### ENTRIES PROVIDED

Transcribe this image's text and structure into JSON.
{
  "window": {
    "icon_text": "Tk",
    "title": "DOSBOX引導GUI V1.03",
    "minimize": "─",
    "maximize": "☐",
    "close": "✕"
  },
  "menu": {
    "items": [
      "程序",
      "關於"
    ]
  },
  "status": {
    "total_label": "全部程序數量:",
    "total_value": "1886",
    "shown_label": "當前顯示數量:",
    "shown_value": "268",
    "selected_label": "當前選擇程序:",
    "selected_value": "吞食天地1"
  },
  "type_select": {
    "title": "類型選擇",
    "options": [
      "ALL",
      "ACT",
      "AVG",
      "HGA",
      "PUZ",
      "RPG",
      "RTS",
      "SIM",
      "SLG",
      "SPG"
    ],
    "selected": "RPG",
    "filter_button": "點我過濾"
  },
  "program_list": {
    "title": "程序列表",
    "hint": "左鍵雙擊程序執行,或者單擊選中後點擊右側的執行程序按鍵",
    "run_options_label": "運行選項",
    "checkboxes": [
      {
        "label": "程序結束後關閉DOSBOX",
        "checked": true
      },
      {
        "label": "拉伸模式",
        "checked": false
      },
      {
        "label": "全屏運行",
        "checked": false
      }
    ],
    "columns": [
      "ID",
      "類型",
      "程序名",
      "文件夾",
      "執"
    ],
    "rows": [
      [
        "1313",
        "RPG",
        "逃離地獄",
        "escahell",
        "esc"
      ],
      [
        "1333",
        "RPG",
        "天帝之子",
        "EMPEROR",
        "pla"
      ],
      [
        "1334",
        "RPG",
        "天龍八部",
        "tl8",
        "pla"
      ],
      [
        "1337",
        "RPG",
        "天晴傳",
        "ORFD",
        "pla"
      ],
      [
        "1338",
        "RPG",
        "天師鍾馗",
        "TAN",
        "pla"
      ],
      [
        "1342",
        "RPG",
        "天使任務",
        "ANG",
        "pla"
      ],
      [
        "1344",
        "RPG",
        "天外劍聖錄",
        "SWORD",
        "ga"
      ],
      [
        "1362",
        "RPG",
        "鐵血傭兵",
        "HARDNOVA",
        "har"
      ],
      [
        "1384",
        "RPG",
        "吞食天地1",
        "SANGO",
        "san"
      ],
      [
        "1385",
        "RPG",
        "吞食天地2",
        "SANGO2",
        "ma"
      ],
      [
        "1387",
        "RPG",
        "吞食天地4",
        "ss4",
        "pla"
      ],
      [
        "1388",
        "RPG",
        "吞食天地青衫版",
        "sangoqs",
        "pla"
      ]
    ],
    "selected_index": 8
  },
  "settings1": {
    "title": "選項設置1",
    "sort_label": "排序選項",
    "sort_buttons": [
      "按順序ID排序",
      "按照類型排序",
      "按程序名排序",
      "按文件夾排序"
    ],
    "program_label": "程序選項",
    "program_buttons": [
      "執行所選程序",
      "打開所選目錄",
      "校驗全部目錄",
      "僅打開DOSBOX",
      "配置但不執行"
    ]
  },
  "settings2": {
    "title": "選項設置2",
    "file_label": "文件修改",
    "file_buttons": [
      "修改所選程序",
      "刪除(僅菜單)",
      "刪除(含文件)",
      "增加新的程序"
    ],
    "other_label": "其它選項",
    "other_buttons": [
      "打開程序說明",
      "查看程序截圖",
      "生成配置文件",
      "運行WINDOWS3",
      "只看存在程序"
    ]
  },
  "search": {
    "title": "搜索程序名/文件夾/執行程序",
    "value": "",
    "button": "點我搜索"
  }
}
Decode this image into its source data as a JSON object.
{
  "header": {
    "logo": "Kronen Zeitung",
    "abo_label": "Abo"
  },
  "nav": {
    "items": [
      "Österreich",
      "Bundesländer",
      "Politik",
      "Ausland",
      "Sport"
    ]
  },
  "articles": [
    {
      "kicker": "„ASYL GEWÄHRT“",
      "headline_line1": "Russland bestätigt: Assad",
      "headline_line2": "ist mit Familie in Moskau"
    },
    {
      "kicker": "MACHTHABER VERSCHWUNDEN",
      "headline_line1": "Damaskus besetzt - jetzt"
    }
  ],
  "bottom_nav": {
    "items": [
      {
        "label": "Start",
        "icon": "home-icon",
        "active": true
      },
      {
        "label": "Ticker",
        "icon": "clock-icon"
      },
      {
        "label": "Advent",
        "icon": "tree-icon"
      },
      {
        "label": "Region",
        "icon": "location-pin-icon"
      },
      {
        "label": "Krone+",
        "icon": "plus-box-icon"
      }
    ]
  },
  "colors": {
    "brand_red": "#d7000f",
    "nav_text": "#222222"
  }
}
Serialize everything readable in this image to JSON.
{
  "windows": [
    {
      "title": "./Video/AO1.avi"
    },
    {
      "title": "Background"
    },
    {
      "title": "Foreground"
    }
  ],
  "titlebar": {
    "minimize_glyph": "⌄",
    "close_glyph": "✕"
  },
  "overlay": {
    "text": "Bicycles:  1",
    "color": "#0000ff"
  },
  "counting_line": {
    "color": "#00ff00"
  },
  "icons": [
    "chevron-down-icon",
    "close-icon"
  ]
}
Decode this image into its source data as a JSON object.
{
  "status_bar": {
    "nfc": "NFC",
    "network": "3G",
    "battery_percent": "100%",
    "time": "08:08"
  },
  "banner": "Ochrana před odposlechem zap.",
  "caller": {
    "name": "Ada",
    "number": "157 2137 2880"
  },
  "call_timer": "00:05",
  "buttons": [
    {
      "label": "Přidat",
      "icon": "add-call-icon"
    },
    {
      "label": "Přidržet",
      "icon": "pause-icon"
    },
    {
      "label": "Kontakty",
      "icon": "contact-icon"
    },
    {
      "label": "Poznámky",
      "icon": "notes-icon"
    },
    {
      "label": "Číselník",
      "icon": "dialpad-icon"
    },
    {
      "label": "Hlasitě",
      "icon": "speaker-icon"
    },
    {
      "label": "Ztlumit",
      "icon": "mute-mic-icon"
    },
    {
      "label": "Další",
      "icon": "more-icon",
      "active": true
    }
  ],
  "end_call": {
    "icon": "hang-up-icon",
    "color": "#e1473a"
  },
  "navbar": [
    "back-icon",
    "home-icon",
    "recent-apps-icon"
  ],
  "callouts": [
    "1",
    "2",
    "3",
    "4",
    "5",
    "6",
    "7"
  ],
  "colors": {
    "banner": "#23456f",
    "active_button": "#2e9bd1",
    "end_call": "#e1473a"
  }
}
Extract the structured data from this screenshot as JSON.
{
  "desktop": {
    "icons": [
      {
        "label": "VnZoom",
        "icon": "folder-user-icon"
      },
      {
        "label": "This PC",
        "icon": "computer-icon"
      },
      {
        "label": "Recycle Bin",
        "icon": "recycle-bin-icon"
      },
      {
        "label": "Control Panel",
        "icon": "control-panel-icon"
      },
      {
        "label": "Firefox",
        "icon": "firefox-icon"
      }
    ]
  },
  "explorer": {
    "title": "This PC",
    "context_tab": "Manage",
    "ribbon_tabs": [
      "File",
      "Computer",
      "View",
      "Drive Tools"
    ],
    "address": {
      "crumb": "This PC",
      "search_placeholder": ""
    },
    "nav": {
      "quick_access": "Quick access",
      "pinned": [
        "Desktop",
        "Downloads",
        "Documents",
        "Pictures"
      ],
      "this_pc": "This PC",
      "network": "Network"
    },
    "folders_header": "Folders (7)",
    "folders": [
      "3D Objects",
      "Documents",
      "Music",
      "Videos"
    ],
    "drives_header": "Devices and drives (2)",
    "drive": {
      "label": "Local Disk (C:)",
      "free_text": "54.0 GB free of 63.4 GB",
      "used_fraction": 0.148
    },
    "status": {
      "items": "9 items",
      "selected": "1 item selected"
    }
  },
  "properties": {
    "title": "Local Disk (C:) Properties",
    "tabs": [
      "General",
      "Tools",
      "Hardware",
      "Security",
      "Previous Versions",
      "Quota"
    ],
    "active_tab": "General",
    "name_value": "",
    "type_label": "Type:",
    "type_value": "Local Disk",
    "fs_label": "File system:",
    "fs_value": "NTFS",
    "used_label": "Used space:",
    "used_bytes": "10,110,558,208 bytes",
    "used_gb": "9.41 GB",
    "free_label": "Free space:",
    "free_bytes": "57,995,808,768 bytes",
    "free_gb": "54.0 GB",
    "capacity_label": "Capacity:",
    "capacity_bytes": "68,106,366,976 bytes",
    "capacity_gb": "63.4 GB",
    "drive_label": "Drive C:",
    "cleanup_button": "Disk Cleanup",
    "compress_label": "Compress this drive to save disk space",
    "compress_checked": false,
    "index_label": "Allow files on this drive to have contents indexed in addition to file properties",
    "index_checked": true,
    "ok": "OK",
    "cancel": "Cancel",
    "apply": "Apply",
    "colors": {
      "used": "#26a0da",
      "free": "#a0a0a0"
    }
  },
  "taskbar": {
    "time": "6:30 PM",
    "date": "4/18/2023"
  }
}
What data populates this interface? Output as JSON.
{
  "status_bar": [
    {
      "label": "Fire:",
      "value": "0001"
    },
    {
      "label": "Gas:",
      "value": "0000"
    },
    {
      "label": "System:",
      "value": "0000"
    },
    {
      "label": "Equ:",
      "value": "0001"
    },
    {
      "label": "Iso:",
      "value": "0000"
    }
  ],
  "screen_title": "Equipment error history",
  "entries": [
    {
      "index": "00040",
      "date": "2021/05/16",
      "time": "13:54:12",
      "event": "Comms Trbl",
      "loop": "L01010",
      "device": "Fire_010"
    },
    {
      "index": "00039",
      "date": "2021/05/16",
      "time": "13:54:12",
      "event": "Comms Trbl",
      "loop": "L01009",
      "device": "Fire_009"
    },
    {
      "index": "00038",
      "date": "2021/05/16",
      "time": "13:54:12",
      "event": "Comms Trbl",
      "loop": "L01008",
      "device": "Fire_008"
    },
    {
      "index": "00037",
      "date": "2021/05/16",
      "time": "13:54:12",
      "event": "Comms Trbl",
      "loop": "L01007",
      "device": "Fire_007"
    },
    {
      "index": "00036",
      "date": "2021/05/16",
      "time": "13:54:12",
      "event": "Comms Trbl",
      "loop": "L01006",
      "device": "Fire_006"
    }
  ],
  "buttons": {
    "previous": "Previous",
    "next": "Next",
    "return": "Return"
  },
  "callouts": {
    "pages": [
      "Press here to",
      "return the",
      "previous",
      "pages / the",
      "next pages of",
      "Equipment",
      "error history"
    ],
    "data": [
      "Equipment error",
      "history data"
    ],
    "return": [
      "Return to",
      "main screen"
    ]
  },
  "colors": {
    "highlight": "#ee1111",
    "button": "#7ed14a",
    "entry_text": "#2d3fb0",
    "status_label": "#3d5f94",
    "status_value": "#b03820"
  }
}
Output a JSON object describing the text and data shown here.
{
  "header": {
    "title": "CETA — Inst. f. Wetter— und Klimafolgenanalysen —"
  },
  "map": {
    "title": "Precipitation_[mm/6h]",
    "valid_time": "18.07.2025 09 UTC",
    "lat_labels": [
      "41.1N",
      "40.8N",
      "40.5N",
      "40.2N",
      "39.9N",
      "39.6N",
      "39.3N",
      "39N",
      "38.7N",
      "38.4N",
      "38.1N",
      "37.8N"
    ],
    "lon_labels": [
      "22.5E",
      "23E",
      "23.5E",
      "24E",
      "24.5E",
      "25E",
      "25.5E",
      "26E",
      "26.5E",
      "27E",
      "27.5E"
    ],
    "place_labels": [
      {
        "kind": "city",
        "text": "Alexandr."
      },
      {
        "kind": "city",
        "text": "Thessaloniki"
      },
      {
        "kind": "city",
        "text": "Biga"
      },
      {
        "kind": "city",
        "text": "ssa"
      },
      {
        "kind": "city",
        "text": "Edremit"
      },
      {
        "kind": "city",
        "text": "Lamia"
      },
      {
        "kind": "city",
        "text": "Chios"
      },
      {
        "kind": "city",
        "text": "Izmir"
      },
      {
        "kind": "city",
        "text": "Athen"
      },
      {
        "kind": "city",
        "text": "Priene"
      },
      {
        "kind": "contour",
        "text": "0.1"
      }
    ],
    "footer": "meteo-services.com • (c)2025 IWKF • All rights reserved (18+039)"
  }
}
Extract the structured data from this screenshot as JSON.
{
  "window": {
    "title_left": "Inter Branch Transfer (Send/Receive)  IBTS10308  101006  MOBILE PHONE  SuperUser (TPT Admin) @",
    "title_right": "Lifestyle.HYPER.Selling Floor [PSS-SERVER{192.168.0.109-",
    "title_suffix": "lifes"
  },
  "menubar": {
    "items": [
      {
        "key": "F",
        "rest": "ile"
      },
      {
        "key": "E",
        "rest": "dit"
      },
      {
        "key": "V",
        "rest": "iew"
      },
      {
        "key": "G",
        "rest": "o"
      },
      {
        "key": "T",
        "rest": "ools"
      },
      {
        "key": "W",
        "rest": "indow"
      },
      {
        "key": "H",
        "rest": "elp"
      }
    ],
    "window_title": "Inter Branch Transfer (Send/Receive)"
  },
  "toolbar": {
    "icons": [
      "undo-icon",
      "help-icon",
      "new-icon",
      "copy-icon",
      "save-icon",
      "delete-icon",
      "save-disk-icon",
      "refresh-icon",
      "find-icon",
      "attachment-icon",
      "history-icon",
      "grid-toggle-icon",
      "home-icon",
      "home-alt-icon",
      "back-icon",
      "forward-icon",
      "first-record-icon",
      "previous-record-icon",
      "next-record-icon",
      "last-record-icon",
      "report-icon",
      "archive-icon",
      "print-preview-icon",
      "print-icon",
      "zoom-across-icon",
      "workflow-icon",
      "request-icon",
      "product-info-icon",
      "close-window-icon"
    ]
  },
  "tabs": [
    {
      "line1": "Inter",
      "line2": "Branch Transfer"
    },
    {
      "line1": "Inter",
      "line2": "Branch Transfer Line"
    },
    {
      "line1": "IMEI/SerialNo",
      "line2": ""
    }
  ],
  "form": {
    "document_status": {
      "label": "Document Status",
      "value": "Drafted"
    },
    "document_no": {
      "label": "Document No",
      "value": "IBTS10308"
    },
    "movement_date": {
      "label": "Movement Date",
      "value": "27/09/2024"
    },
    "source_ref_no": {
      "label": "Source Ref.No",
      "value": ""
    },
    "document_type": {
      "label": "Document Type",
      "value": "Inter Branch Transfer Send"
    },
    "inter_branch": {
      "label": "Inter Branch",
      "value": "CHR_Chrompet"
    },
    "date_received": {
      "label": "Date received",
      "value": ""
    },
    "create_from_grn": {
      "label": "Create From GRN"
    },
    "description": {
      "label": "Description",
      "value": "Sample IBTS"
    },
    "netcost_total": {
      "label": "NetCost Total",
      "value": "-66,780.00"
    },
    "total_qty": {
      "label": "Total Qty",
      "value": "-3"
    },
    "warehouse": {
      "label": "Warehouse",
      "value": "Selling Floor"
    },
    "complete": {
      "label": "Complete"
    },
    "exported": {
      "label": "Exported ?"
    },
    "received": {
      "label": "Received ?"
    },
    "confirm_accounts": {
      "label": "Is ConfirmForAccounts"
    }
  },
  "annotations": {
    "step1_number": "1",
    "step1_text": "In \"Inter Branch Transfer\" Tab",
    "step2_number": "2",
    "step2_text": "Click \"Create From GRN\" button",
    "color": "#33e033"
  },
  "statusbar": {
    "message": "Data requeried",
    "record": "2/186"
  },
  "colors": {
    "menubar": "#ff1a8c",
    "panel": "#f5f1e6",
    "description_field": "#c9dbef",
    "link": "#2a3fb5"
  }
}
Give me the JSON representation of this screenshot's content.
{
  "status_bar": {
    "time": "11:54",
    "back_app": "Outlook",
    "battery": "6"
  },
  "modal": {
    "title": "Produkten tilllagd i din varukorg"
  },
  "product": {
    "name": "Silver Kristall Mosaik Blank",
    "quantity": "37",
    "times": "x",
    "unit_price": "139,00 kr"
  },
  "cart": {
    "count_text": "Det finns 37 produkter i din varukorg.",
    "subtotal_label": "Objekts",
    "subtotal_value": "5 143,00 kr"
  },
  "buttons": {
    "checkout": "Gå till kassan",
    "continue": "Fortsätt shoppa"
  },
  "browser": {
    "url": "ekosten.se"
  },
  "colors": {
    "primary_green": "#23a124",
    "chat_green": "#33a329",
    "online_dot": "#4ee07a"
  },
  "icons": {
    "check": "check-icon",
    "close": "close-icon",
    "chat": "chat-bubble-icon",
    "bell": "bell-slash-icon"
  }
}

### TASK TO CARRY OUT
Copy out the lines in which the string "Floor" appears.

### RESULT FOR THIS TASK
    "title_right": "Lifestyle.HYPER.Selling Floor [PSS-SERVER{192.168.0.109-",
      "value": "Selling Floor"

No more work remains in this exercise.